## What you should do
Look at each line of the records and count those with "hassan" in them. Please answer with the count alone.

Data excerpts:
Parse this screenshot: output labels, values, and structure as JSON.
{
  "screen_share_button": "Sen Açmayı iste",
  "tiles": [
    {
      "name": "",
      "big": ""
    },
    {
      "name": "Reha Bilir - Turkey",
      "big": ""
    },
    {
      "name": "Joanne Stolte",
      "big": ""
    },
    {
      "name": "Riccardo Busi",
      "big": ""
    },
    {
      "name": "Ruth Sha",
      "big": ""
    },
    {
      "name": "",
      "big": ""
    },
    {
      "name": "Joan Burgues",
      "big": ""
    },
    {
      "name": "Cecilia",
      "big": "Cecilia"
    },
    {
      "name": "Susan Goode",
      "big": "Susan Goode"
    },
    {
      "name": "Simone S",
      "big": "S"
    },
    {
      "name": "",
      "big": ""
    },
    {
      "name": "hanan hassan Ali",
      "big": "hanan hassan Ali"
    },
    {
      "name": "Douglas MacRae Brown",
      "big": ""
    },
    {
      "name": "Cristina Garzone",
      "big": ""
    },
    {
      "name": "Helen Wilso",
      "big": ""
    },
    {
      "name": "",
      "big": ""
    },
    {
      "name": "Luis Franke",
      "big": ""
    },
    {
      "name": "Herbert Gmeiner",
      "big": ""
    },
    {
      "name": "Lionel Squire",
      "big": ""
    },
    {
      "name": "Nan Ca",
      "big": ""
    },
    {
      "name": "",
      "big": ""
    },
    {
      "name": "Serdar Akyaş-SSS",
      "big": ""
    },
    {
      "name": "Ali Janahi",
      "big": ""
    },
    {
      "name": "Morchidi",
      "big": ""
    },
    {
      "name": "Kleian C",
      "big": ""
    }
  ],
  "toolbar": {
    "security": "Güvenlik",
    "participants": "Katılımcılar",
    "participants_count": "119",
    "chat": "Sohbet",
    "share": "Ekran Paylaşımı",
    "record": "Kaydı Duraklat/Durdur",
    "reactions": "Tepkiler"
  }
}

## Right answer
2